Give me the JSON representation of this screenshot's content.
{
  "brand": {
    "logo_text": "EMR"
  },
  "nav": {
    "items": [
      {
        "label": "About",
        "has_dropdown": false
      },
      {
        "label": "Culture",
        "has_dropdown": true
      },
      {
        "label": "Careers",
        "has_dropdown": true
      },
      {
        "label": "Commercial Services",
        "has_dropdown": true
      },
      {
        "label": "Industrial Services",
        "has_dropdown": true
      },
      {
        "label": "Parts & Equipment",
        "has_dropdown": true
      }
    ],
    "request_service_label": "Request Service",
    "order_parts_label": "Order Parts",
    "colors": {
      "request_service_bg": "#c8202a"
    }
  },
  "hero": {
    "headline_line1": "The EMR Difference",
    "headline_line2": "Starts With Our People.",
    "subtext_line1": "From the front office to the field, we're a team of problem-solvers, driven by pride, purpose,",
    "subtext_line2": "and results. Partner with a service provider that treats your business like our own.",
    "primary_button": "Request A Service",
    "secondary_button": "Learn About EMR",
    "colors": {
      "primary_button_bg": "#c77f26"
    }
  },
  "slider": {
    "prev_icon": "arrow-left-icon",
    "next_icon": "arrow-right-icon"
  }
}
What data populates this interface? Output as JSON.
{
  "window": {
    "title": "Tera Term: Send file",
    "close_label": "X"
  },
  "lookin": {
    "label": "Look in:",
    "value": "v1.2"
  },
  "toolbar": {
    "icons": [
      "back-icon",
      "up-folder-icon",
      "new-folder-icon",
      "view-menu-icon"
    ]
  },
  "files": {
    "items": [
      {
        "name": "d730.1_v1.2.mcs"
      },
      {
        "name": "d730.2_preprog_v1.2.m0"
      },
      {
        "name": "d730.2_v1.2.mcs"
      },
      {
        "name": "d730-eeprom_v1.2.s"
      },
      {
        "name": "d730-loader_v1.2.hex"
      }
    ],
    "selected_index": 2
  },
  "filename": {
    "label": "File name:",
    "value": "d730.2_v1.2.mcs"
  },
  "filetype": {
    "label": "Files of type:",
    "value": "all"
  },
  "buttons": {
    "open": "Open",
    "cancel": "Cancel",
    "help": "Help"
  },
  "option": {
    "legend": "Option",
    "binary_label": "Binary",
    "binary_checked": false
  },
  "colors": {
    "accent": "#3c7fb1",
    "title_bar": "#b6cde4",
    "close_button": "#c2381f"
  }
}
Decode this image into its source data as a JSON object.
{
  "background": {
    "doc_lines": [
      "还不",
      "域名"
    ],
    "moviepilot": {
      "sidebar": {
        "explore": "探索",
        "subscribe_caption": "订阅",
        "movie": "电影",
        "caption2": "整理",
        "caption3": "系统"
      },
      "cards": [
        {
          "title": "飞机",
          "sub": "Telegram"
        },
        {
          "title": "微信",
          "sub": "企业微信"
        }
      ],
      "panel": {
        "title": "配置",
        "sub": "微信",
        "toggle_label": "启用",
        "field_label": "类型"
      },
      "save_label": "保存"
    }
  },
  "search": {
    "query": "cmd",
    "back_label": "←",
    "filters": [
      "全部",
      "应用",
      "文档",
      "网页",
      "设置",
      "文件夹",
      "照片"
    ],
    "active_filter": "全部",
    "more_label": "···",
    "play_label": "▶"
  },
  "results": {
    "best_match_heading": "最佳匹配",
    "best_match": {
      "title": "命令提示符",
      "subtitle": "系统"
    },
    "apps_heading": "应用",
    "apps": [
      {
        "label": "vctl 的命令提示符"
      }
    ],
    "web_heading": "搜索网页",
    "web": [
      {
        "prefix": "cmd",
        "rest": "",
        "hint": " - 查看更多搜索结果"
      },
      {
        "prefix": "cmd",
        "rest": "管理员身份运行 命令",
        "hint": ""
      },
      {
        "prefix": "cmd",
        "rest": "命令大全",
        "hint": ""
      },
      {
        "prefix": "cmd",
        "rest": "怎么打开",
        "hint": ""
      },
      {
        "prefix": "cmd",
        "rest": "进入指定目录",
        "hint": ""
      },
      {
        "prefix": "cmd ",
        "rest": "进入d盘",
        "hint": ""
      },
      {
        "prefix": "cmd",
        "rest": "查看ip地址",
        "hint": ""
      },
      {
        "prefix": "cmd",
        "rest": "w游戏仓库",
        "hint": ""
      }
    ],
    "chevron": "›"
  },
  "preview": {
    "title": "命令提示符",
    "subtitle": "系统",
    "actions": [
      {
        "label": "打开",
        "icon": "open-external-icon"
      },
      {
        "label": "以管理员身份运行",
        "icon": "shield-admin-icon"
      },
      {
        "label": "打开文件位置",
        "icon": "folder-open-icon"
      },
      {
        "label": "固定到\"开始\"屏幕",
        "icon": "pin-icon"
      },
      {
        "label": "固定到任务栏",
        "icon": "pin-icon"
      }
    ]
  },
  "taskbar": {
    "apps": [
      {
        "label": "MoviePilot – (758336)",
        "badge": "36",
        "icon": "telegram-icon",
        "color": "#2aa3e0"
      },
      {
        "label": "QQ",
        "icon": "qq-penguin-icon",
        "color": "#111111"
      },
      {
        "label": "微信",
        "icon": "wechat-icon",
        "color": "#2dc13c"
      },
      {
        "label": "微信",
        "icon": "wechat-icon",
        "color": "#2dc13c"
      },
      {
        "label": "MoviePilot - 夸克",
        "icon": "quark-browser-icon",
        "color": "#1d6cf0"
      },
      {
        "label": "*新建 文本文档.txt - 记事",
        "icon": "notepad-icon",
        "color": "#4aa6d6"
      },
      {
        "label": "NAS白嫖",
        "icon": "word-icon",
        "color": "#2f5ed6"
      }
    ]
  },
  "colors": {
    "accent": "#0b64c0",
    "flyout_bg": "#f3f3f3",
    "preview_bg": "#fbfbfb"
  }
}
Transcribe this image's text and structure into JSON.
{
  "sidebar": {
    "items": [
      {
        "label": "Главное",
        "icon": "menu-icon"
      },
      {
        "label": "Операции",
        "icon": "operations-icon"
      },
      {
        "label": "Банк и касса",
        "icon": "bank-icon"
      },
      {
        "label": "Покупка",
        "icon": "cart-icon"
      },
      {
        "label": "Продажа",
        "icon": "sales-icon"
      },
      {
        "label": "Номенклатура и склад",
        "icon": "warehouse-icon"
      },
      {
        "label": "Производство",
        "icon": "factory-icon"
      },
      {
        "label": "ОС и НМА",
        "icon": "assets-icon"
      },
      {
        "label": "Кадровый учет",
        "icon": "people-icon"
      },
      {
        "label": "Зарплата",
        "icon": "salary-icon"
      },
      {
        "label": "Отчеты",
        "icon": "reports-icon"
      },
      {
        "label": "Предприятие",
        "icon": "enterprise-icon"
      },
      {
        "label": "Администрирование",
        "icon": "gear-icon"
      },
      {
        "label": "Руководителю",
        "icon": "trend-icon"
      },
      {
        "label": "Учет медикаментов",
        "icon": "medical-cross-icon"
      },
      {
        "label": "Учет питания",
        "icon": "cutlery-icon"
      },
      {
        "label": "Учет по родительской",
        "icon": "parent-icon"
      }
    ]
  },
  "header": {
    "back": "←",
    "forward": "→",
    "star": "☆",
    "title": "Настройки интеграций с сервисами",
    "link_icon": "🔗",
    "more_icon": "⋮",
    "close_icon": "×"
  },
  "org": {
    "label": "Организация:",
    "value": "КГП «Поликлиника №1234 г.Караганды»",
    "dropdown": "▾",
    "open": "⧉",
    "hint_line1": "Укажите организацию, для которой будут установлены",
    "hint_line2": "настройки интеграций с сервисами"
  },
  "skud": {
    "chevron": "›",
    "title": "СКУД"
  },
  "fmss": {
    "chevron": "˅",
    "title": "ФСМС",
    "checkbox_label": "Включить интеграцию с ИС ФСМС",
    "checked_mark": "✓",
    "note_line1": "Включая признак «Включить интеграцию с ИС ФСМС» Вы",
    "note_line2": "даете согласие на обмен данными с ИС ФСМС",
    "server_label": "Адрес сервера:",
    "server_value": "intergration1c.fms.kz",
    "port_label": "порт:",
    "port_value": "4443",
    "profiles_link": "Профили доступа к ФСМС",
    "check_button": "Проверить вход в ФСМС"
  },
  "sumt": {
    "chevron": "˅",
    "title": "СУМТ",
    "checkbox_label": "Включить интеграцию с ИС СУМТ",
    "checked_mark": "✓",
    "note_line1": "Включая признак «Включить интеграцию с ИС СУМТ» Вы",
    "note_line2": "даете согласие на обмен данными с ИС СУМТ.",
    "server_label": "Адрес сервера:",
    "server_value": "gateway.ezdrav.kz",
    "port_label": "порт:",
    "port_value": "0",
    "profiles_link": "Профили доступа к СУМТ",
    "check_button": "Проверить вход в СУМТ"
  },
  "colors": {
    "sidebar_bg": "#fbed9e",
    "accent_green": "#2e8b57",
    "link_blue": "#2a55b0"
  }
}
———
▶ _WHAT IS ASKED_
Go through the preceding material and copy each line that has the word "Проверить".

▶ _TASK ANSWER_
    "check_button": "Проверить вход в ФСМС"
    "check_button": "Проверить вход в СУМТ"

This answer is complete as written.